◆ WRITTEN PROBLEM
Can you echo, without any change, the lines of the records starting at the one that contains "FancyBboxPatch shape: [27, 153, 245, 191]" and running to the final line of the records, with both ends included?

◆ TASK INPUTS

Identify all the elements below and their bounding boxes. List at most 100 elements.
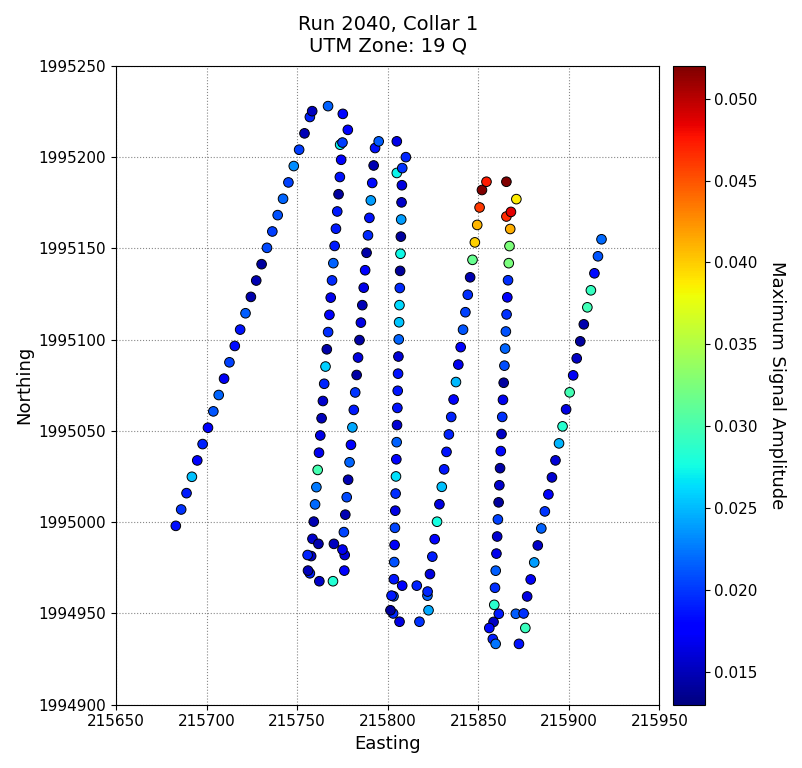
Point xyxy=(367,159,379,171)
Point xyxy=(496,394,508,406)
Point xyxy=(500,210,512,223)
Point xyxy=(392,316,405,329)
Point xyxy=(461,289,474,301)
Point xyxy=(502,240,515,252)
Point xyxy=(368,142,381,154)
Point xyxy=(390,167,403,179)
Point xyxy=(549,454,561,466)
Point xyxy=(322,100,334,112)
Point xyxy=(577,318,589,330)
Point xyxy=(357,282,370,294)
Point xyxy=(364,194,377,207)
Point xyxy=(387,539,400,551)
Point xyxy=(372,135,385,147)
Point xyxy=(383,604,396,617)
Point xyxy=(328,240,341,252)
Point xyxy=(423,568,435,581)
Point xyxy=(310,481,322,493)
Y-axis label: Maximum Signal Amplitude: Maximum Signal Amplitude xyxy=(767,261,784,509)
Point xyxy=(495,411,508,423)
Point xyxy=(545,472,557,484)
Point xyxy=(336,108,349,120)
Point xyxy=(348,386,361,399)
Point xyxy=(566,369,579,382)
Point xyxy=(322,309,335,321)
Point xyxy=(326,575,339,588)
Point xyxy=(527,556,540,568)
Point xyxy=(359,247,372,259)
Point xyxy=(340,491,353,503)
Point xyxy=(437,463,450,475)
Point xyxy=(335,544,348,556)
Point xyxy=(490,531,503,543)
Point xyxy=(361,229,374,241)
Point xyxy=(395,162,408,174)
Point xyxy=(569,353,582,365)
Point xyxy=(498,343,511,355)
Point xyxy=(342,474,354,486)
Point xyxy=(233,323,246,336)
Point xyxy=(504,206,516,218)
Point xyxy=(488,599,500,611)
Point xyxy=(298,127,310,140)
Point xyxy=(488,637,501,650)
Point xyxy=(556,420,569,432)
Point xyxy=(594,233,607,246)
Point xyxy=(492,607,504,620)
Point xyxy=(338,508,351,521)
Point xyxy=(301,549,314,561)
Point xyxy=(489,548,502,560)
Point xyxy=(500,176,512,188)
Point xyxy=(552,437,565,449)
Point xyxy=(468,237,480,249)
Point xyxy=(432,498,445,511)
Point xyxy=(314,412,327,425)
Point xyxy=(329,223,342,235)
Point xyxy=(509,193,522,205)
Point xyxy=(439,445,452,458)
Point xyxy=(391,350,404,362)
Point xyxy=(480,176,492,188)
Point xyxy=(276,193,289,205)
Point xyxy=(472,201,485,214)
Point xyxy=(573,335,586,347)
Point xyxy=(265,225,278,237)
Point xyxy=(223,356,236,369)
Point xyxy=(287,160,300,172)
Point xyxy=(488,581,500,594)
Point xyxy=(303,111,316,123)
Point xyxy=(325,274,338,286)
Point xyxy=(354,316,367,329)
Point xyxy=(494,445,507,457)
Point xyxy=(393,616,406,628)
Point xyxy=(531,539,544,551)
Point xyxy=(391,368,404,380)
Point xyxy=(228,339,241,352)
Point xyxy=(452,359,464,371)
Point xyxy=(282,177,294,189)
Point xyxy=(169,520,182,532)
Point xyxy=(207,406,220,418)
Point xyxy=(395,580,408,592)
Point xyxy=(492,496,504,508)
Point xyxy=(447,393,460,406)
Point xyxy=(541,488,554,501)
Point xyxy=(395,196,407,208)
Point xyxy=(393,265,406,277)
Point xyxy=(196,438,209,450)
Point xyxy=(304,550,317,562)
X-axis label: Easting: Easting xyxy=(354,735,420,753)
Point xyxy=(518,622,531,634)
Point xyxy=(390,135,403,147)
Point xyxy=(363,212,375,224)
Point xyxy=(351,352,364,364)
Point xyxy=(335,137,348,149)
Point xyxy=(324,292,337,304)
Point xyxy=(500,308,512,320)
Point xyxy=(463,271,476,283)
Point xyxy=(427,533,440,545)
Point xyxy=(394,247,407,260)
Point xyxy=(493,462,506,475)
Point xyxy=(191,455,204,467)
Point xyxy=(435,481,448,493)
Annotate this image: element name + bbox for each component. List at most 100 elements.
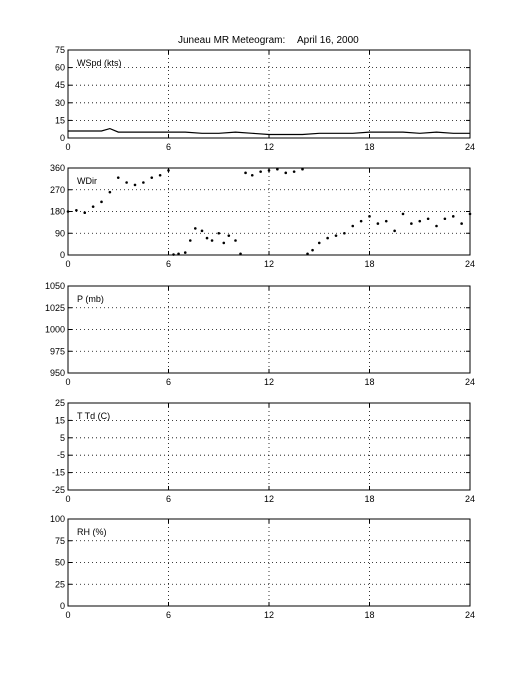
panel-label: T Td (C) — [77, 411, 110, 421]
data-point — [418, 219, 422, 223]
data-point — [393, 229, 396, 233]
y-tick-label: 45 — [55, 80, 65, 90]
data-point — [451, 215, 455, 218]
data-point — [116, 176, 120, 179]
data-point — [306, 252, 309, 256]
y-tick-label: 60 — [55, 63, 65, 73]
y-tick-label: 950 — [50, 368, 65, 378]
x-tick-label: 18 — [364, 494, 374, 504]
data-point — [100, 200, 103, 204]
y-tick-label: 5 — [60, 433, 65, 443]
data-point — [172, 253, 175, 256]
x-tick-label: 0 — [65, 494, 70, 504]
x-tick-label: 18 — [364, 377, 374, 387]
data-point — [83, 211, 87, 215]
y-tick-label: 1025 — [45, 303, 65, 313]
panel-3: 0 6 12 18 24 950 975 1000 1025 1050 P (mb) — [45, 281, 475, 387]
data-point — [343, 231, 346, 235]
data-point — [368, 215, 371, 218]
x-tick-label: 24 — [465, 259, 475, 269]
y-tick-label: -25 — [52, 485, 65, 495]
data-point — [227, 234, 231, 237]
x-tick-label: 0 — [65, 610, 70, 620]
data-point — [244, 171, 247, 175]
data-point — [284, 171, 288, 175]
data-point — [194, 227, 197, 230]
y-tick-label: 50 — [55, 558, 65, 568]
data-point — [91, 205, 95, 208]
x-tick-label: 18 — [364, 142, 374, 152]
x-tick-label: 12 — [264, 494, 274, 504]
data-point — [205, 236, 209, 240]
data-point — [376, 222, 380, 225]
panel-1: 0 6 12 18 24 0 15 30 45 60 75 WSpd (kts) — [55, 45, 475, 152]
data-point — [426, 217, 430, 221]
y-tick-label: 25 — [55, 579, 65, 589]
y-tick-label: 30 — [55, 98, 65, 108]
x-tick-label: 18 — [364, 610, 374, 620]
data-point — [200, 229, 204, 233]
x-tick-label: 6 — [166, 142, 171, 152]
data-point — [75, 208, 78, 212]
y-tick-label: 15 — [55, 115, 65, 125]
data-point — [401, 212, 405, 216]
y-tick-label: 270 — [50, 185, 65, 195]
data-point — [301, 167, 304, 171]
y-tick-label: 90 — [55, 228, 65, 238]
data-point — [460, 222, 463, 225]
panel-4: 0 6 12 18 24 -25 -15 -5 5 15 25 T Td (C) — [52, 398, 475, 504]
data-point — [334, 234, 338, 237]
x-tick-label: 24 — [465, 610, 475, 620]
data-point — [384, 219, 388, 223]
data-point — [158, 173, 162, 177]
x-tick-label: 12 — [264, 610, 274, 620]
x-tick-label: 18 — [364, 259, 374, 269]
y-tick-label: 975 — [50, 346, 65, 356]
panel-label: RH (%) — [77, 527, 107, 537]
y-tick-label: 360 — [50, 163, 65, 173]
data-point — [292, 170, 296, 173]
data-point — [167, 169, 170, 172]
x-tick-label: 6 — [166, 377, 171, 387]
y-tick-label: 25 — [55, 398, 65, 408]
y-tick-label: 15 — [55, 415, 65, 425]
data-point — [410, 222, 413, 225]
y-tick-label: 180 — [50, 207, 65, 217]
x-tick-label: 6 — [166, 494, 171, 504]
data-point — [133, 183, 137, 187]
y-tick-label: 100 — [50, 514, 65, 524]
data-point — [311, 248, 314, 252]
plot-frame — [67, 402, 471, 491]
data-point — [250, 173, 254, 177]
panel-label: WDir — [77, 176, 97, 186]
data-point — [359, 219, 363, 223]
data-point — [210, 239, 214, 242]
y-tick-label: -5 — [57, 450, 65, 460]
data-point — [351, 224, 355, 228]
x-tick-label: 24 — [465, 377, 475, 387]
x-tick-label: 6 — [166, 259, 171, 269]
y-tick-label: 1050 — [45, 281, 65, 291]
y-tick-label: 0 — [60, 601, 65, 611]
series-line-1 — [68, 127, 470, 136]
data-point — [435, 224, 438, 228]
data-point — [217, 231, 221, 235]
x-tick-label: 24 — [465, 494, 475, 504]
panel-label: WSpd (kts) — [77, 58, 122, 68]
y-tick-label: 0 — [60, 133, 65, 143]
data-point — [276, 167, 279, 171]
figure-date: April 16, 2000 — [297, 35, 359, 46]
data-point — [183, 251, 187, 254]
data-point — [66, 210, 70, 213]
x-tick-label: 0 — [65, 142, 70, 152]
data-point — [267, 169, 271, 172]
data-point — [188, 239, 192, 242]
data-point — [259, 170, 262, 173]
data-point — [234, 239, 237, 242]
x-tick-label: 0 — [65, 377, 70, 387]
y-tick-label: 75 — [55, 45, 65, 55]
data-point — [222, 241, 226, 245]
y-tick-label: 0 — [60, 250, 65, 260]
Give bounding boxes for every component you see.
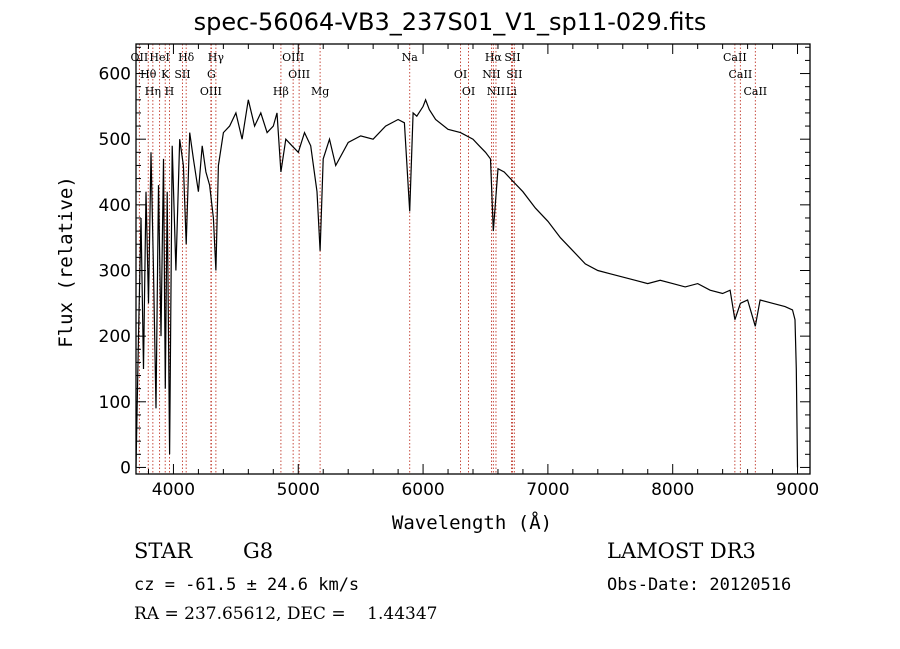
y-tick-label-0: 0 xyxy=(120,458,131,478)
y-axis-label: Flux (relative) xyxy=(55,176,77,348)
x-tick-label-6000: 6000 xyxy=(401,480,444,500)
chart-title: spec-56064-VB3_237S01_V1_sp11-029.fits xyxy=(193,8,707,36)
spectrum-series-0 xyxy=(135,98,799,468)
line-marker-label-12: OIII xyxy=(282,51,304,64)
line-marker-label-20: NII xyxy=(487,85,505,98)
x-tick-label-5000: 5000 xyxy=(277,480,320,500)
line-marker-label-9: Hγ xyxy=(208,51,225,64)
y-tick-label-200: 200 xyxy=(99,327,131,347)
line-marker-label-10: G xyxy=(207,68,216,81)
line-marker-label-6: Hδ xyxy=(178,51,195,64)
x-tick-label-8000: 8000 xyxy=(651,480,694,500)
line-marker-label-2: Hη xyxy=(145,85,161,98)
line-marker-label-16: OI xyxy=(454,68,467,81)
line-marker-label-26: CaII xyxy=(743,85,767,98)
plot-frame xyxy=(135,43,811,475)
x-axis-label: Wavelength (Å) xyxy=(391,512,553,534)
redshift-velocity: cz = -61.5 ± 24.6 km/s xyxy=(134,575,360,595)
y-tick-label-400: 400 xyxy=(99,196,131,216)
x-tick-label-4000: 4000 xyxy=(152,480,195,500)
spectral-subclass: G8 xyxy=(243,539,274,563)
line-marker-label-7: SII xyxy=(174,68,190,81)
line-marker-label-3: HeI xyxy=(149,51,169,64)
line-marker-label-23: Li xyxy=(506,85,517,98)
line-marker-label-21: SII xyxy=(504,51,520,64)
line-marker-label-8: OIII xyxy=(200,85,222,98)
x-tick-label-7000: 7000 xyxy=(526,480,569,500)
survey-name: LAMOST DR3 xyxy=(607,539,756,563)
line-marker-label-25: CaII xyxy=(729,68,753,81)
y-tick-label-100: 100 xyxy=(99,393,131,413)
object-class: STAR xyxy=(134,539,193,563)
line-marker-label-14: Mg xyxy=(311,85,329,98)
y-tick-label-300: 300 xyxy=(99,261,131,281)
line-marker-label-5: H xyxy=(165,85,175,98)
x-tick-label-9000: 9000 xyxy=(776,480,819,500)
line-marker-label-19: NII xyxy=(482,68,500,81)
line-marker-label-0: OII xyxy=(131,51,149,64)
line-marker-label-24: CaII xyxy=(723,51,747,64)
observation-date: Obs-Date: 20120516 xyxy=(607,575,792,595)
line-marker-label-17: OI xyxy=(462,85,475,98)
line-marker-label-15: Na xyxy=(402,51,419,64)
line-marker-label-4: K xyxy=(161,68,170,81)
y-tick-label-500: 500 xyxy=(99,130,131,150)
line-marker-label-11: Hβ xyxy=(273,85,289,98)
line-marker-label-13: OIII xyxy=(288,68,310,81)
line-marker-label-1: Hθ xyxy=(140,68,157,81)
y-tick-label-600: 600 xyxy=(99,65,131,85)
coordinates: RA = 237.65612, DEC = 1.44347 xyxy=(134,604,438,624)
line-marker-label-18: Hα xyxy=(485,51,503,64)
line-marker-label-22: SII xyxy=(506,68,522,81)
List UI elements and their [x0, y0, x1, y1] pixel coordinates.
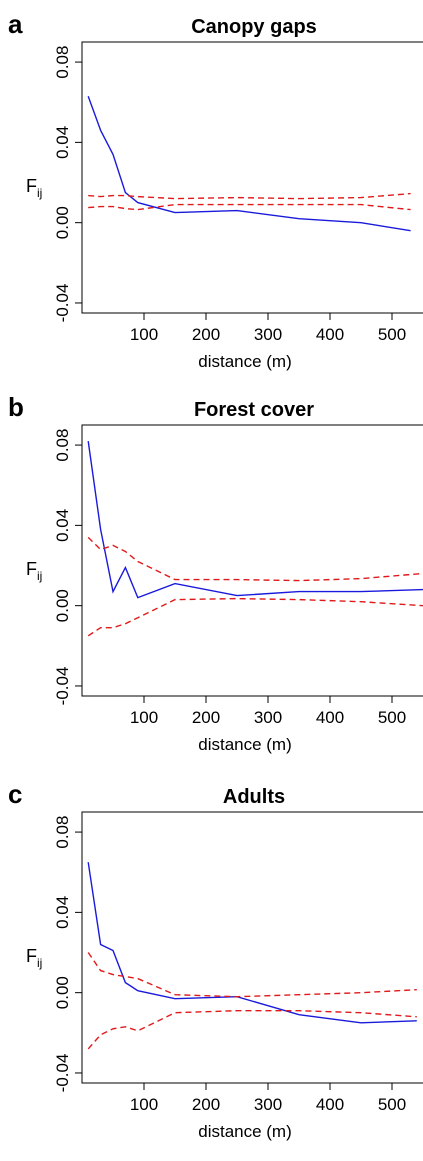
- panel-letter: a: [8, 9, 23, 39]
- chart-title: Canopy gaps: [191, 16, 317, 38]
- y-axis-label: Fij: [26, 946, 42, 970]
- series-lower-line: [87, 1010, 417, 1050]
- y-tick-label: 0.04: [53, 896, 72, 929]
- y-tick-label: 0.08: [53, 429, 72, 462]
- x-tick-label: 200: [192, 1095, 220, 1114]
- series-lower-line: [87, 597, 423, 637]
- chart-panel-b: b Forest cover -0.04 0.00 0.04 0.08 100 200 300 4…: [8, 392, 423, 754]
- y-tick-label: 0.00: [53, 976, 72, 1009]
- x-tick-label: 400: [316, 708, 344, 727]
- x-axis-label: distance (m): [198, 1122, 292, 1141]
- y-axis-label: Fij: [26, 559, 42, 583]
- x-tick-label: 300: [254, 1095, 282, 1114]
- x-tick-label: 100: [130, 1095, 158, 1114]
- series-upper-line: [87, 536, 423, 582]
- y-tick-label: 0.08: [53, 816, 72, 849]
- y-tick-label: 0.08: [53, 46, 72, 79]
- chart-title: Adults: [223, 786, 285, 808]
- x-tick-label: 200: [192, 325, 220, 344]
- y-tick-label: -0.04: [53, 284, 72, 323]
- x-tick-label: 500: [378, 708, 406, 727]
- series-observed-line: [87, 862, 417, 1024]
- series-upper-line: [87, 952, 417, 998]
- y-tick-label: 0.00: [53, 206, 72, 239]
- x-tick-label: 300: [254, 708, 282, 727]
- y-tick-label: -0.04: [53, 1054, 72, 1093]
- x-tick-label: 400: [316, 1095, 344, 1114]
- x-axis-label: distance (m): [198, 735, 292, 754]
- x-axis-label: distance (m): [198, 352, 292, 371]
- panel-letter: c: [8, 779, 22, 809]
- y-axis-label: Fij: [26, 176, 42, 200]
- y-tick-label: 0.04: [53, 509, 72, 542]
- series-upper-line: [88, 192, 411, 200]
- x-tick-label: 500: [378, 1095, 406, 1114]
- series-observed-line: [87, 441, 423, 599]
- plot-frame: [81, 811, 423, 1084]
- chart-title: Forest cover: [194, 399, 314, 421]
- series-observed-line: [87, 95, 411, 232]
- x-tick-label: 100: [130, 325, 158, 344]
- x-tick-label: 300: [254, 325, 282, 344]
- x-tick-label: 100: [130, 708, 158, 727]
- series-lower-line: [88, 203, 411, 211]
- x-tick-label: 500: [378, 325, 406, 344]
- x-tick-label: 200: [192, 708, 220, 727]
- x-tick-label: 400: [316, 325, 344, 344]
- plot-frame: [81, 424, 423, 697]
- chart-panel-a: a Canopy gaps -0.04 0.00 0.04 0.08 100 200 300 40…: [8, 9, 423, 371]
- chart-panel-c: c Adults -0.04 0.00 0.04 0.08 100 200 300 400 500 d…: [8, 779, 423, 1141]
- plot-frame: [81, 41, 423, 314]
- y-tick-label: -0.04: [53, 667, 72, 706]
- y-tick-label: 0.00: [53, 589, 72, 622]
- y-tick-label: 0.04: [53, 126, 72, 159]
- panel-letter: b: [8, 392, 24, 422]
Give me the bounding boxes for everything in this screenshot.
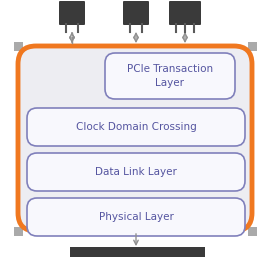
FancyBboxPatch shape: [27, 153, 245, 191]
Bar: [70, 247, 205, 257]
Text: Physical Layer: Physical Layer: [98, 212, 174, 222]
Text: PCIe Transaction
Layer: PCIe Transaction Layer: [127, 64, 213, 88]
FancyBboxPatch shape: [27, 108, 245, 146]
FancyBboxPatch shape: [105, 53, 235, 99]
Bar: [248, 227, 256, 235]
FancyBboxPatch shape: [169, 1, 201, 25]
Text: Clock Domain Crossing: Clock Domain Crossing: [76, 122, 196, 132]
Bar: [248, 41, 256, 51]
Bar: [14, 227, 23, 235]
FancyBboxPatch shape: [18, 46, 252, 231]
FancyBboxPatch shape: [59, 1, 85, 25]
FancyBboxPatch shape: [27, 198, 245, 236]
Text: Data Link Layer: Data Link Layer: [95, 167, 177, 177]
FancyBboxPatch shape: [123, 1, 149, 25]
Bar: [14, 41, 23, 51]
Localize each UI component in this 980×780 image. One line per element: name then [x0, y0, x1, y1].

◆ CORRECT ANSWER
FancyBboxPatch shape: [27, 153, 245, 191]
Bar: [70, 247, 205, 257]
Text: Physical Layer: Physical Layer: [98, 212, 174, 222]
Text: PCIe Transaction
Layer: PCIe Transaction Layer: [127, 64, 213, 88]
FancyBboxPatch shape: [27, 108, 245, 146]
FancyBboxPatch shape: [105, 53, 235, 99]
Bar: [248, 227, 256, 235]
FancyBboxPatch shape: [169, 1, 201, 25]
Text: Clock Domain Crossing: Clock Domain Crossing: [76, 122, 196, 132]
Bar: [248, 41, 256, 51]
Bar: [14, 227, 23, 235]
FancyBboxPatch shape: [18, 46, 252, 231]
FancyBboxPatch shape: [59, 1, 85, 25]
FancyBboxPatch shape: [27, 198, 245, 236]
Text: Data Link Layer: Data Link Layer: [95, 167, 177, 177]
FancyBboxPatch shape: [123, 1, 149, 25]
Bar: [14, 41, 23, 51]
Localize each UI component in this 980×780 image. One line per element: name then [x0, y0, x1, y1].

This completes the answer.